**TASK INSTRUCTIONS:**
Select and copy out every line in the records containing "八个明确".

[Rows from a dataset]
────────────────────────────────────────

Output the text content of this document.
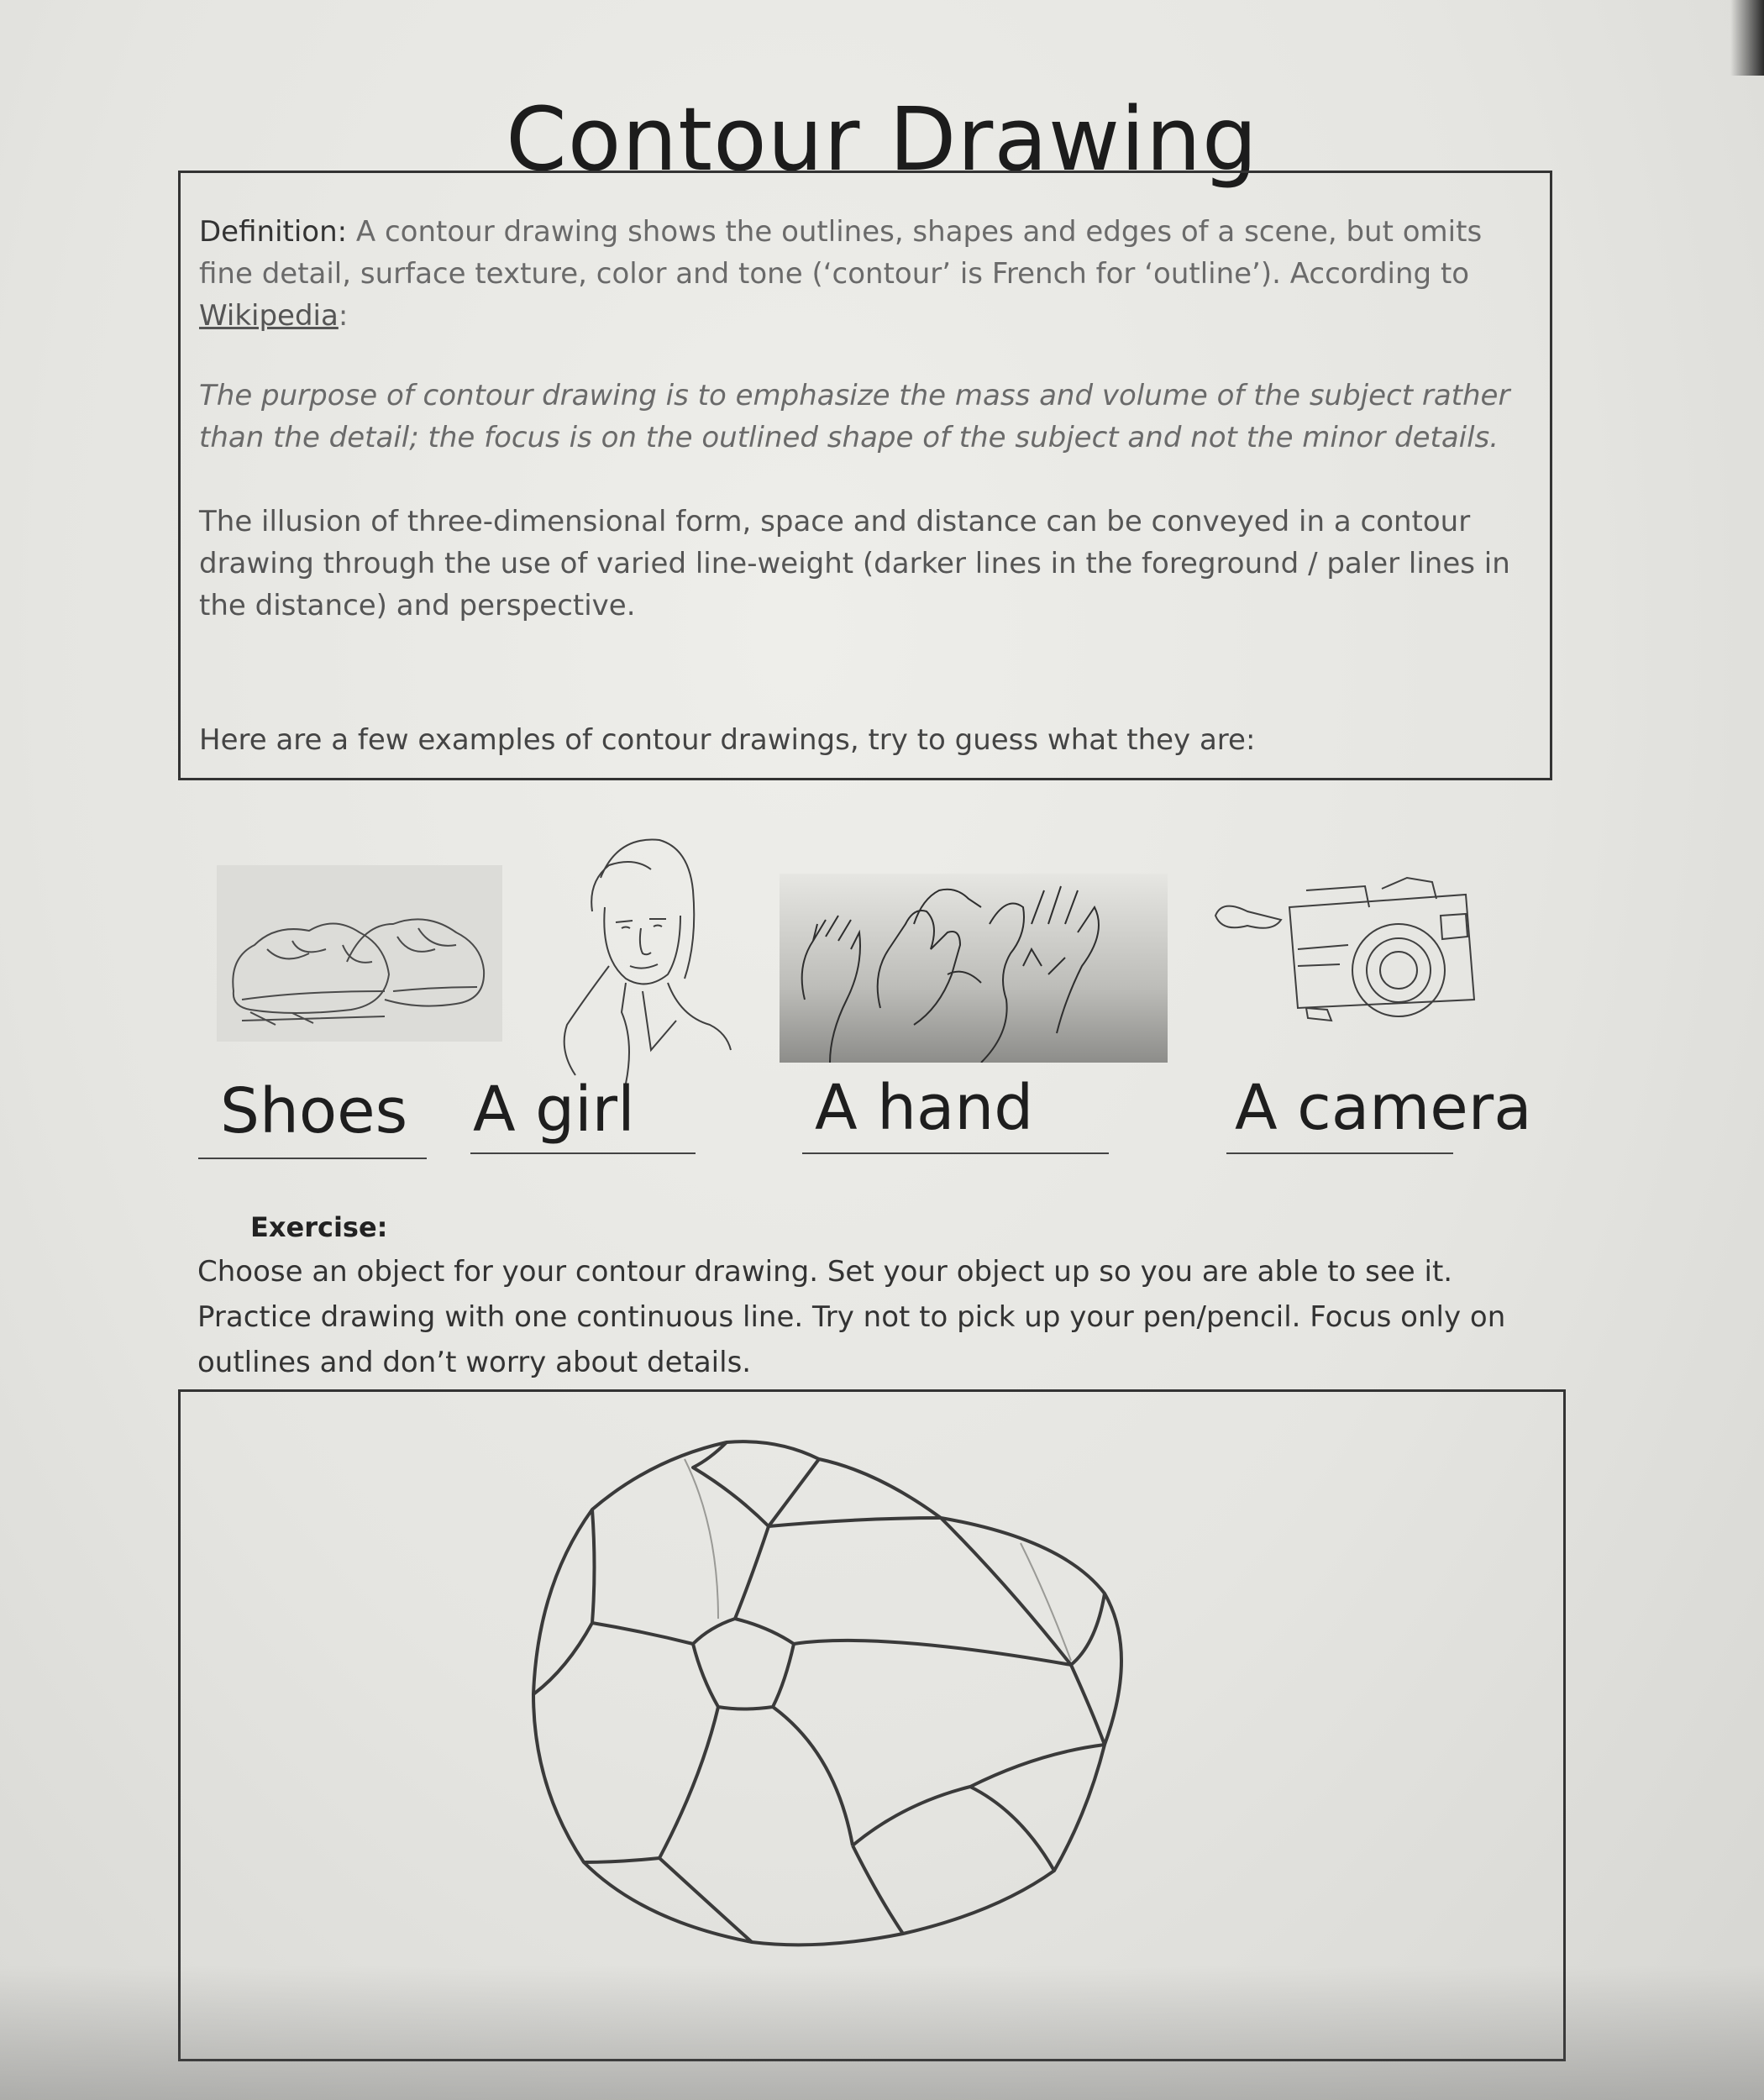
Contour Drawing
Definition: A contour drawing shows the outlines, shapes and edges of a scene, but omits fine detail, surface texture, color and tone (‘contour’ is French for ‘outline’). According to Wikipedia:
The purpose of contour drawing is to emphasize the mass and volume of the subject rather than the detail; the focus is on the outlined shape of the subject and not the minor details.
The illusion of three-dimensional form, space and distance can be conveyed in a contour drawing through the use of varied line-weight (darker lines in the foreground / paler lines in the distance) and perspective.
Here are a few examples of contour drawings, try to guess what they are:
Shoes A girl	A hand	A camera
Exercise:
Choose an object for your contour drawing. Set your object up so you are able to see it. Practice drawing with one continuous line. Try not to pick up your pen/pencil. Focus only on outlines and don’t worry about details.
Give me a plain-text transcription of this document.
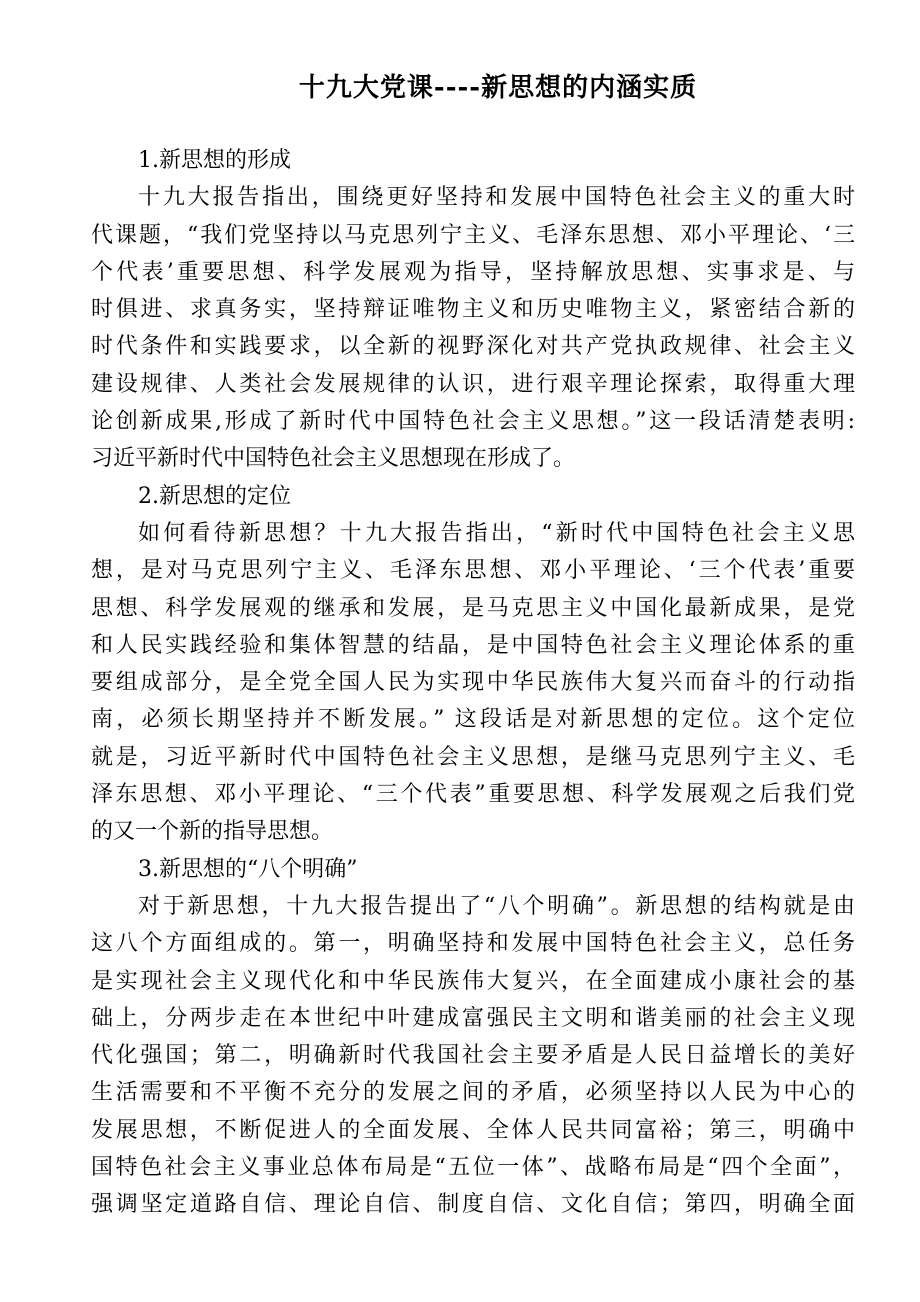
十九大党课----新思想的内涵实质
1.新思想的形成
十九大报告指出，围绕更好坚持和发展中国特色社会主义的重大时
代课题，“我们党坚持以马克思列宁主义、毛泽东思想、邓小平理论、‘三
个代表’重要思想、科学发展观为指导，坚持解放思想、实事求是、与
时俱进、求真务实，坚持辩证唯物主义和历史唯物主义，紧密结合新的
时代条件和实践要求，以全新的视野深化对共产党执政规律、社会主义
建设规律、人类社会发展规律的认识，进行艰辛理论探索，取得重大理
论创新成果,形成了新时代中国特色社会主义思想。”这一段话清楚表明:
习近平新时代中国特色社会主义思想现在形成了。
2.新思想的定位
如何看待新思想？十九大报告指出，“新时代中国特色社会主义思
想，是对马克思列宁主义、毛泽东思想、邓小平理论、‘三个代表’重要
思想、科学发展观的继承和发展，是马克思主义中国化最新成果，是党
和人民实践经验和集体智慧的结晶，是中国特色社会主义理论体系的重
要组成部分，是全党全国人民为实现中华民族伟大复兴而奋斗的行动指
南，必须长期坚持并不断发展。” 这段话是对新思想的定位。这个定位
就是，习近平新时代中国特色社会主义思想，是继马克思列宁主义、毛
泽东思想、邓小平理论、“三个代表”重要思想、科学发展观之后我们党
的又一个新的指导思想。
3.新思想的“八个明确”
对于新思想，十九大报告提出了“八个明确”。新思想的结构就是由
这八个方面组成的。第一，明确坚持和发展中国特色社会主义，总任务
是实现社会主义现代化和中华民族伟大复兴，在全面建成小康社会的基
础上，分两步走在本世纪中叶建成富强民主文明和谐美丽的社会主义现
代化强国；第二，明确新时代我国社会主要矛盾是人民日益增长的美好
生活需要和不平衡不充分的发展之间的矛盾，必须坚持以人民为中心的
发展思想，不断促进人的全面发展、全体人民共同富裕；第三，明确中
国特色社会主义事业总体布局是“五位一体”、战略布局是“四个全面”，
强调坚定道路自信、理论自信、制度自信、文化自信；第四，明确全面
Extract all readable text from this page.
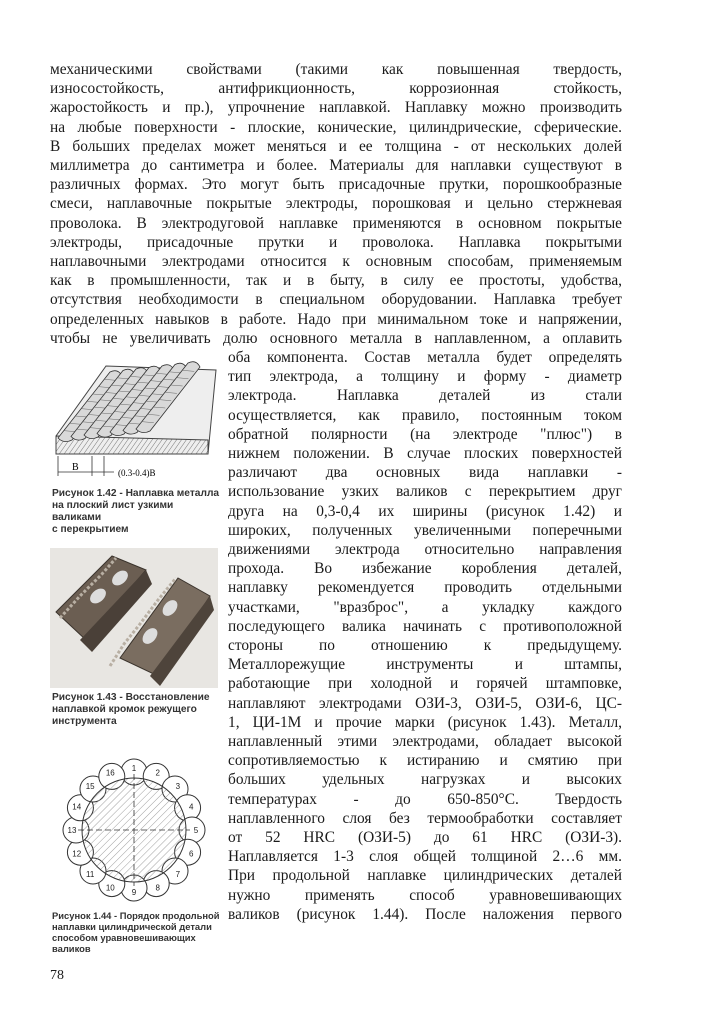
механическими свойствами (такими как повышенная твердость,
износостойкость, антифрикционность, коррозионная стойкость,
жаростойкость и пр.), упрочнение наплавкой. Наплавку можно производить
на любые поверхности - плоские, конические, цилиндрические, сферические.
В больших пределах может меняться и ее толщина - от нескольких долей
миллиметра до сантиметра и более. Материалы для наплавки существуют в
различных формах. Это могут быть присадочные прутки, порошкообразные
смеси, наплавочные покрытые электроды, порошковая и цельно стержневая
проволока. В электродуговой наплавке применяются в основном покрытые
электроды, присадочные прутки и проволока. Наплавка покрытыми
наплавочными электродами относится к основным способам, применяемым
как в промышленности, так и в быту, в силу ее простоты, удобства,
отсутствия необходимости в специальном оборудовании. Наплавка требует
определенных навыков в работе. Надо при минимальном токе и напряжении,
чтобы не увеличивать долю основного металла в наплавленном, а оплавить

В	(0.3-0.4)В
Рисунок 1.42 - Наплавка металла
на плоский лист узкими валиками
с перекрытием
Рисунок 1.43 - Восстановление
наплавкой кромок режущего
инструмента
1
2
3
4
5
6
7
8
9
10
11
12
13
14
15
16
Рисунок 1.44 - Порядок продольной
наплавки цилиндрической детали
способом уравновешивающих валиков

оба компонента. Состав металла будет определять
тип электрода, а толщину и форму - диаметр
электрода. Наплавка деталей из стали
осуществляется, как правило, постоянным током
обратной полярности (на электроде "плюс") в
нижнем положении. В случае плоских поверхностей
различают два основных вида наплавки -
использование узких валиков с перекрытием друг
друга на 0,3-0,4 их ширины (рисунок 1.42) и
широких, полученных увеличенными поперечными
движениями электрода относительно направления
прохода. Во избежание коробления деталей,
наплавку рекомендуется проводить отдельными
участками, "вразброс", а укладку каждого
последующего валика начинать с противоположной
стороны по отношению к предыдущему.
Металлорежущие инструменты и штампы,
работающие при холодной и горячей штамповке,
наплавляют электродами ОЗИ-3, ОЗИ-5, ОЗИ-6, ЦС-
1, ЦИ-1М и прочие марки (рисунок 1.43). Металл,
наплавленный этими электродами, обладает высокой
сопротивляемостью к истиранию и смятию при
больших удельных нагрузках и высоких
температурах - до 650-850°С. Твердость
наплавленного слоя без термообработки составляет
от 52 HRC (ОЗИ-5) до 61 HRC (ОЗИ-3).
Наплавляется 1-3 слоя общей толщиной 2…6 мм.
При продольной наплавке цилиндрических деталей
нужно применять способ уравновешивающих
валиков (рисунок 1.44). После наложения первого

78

────────────────────────────────────────

**OUTPUT FOR THIS TASK:**
3.新思想的“八个明确”
对于新思想，十九大报告提出了“八个明确”。新思想的结构就是由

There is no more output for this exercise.